## What you should do
Reproduce all entries precisely as they are written.
** start Records provided **
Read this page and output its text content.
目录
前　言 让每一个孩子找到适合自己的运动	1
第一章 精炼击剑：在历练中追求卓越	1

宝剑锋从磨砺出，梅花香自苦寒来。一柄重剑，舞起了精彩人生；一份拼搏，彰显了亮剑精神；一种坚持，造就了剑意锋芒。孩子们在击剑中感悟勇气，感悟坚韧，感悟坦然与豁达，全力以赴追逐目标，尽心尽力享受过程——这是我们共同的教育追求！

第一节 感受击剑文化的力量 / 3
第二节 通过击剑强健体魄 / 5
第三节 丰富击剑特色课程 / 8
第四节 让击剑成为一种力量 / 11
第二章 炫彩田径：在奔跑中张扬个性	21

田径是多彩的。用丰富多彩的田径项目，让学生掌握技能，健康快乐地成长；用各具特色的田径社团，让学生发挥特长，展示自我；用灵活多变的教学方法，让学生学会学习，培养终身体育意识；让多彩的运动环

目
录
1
** end Records provided **
## Problem solution
Read this page and output its text content.
目录
前　言 让每一个孩子找到适合自己的运动	1
第一章 精炼击剑：在历练中追求卓越	1

宝剑锋从磨砺出，梅花香自苦寒来。一柄重剑，舞起了精彩人生；一份拼搏，彰显了亮剑精神；一种坚持，造就了剑意锋芒。孩子们在击剑中感悟勇气，感悟坚韧，感悟坦然与豁达，全力以赴追逐目标，尽心尽力享受过程——这是我们共同的教育追求！

第一节 感受击剑文化的力量 / 3
第二节 通过击剑强健体魄 / 5
第三节 丰富击剑特色课程 / 8
第四节 让击剑成为一种力量 / 11
第二章 炫彩田径：在奔跑中张扬个性	21

田径是多彩的。用丰富多彩的田径项目，让学生掌握技能，健康快乐地成长；用各具特色的田径社团，让学生发挥特长，展示自我；用灵活多变的教学方法，让学生学会学习，培养终身体育意识；让多彩的运动环

目
录
1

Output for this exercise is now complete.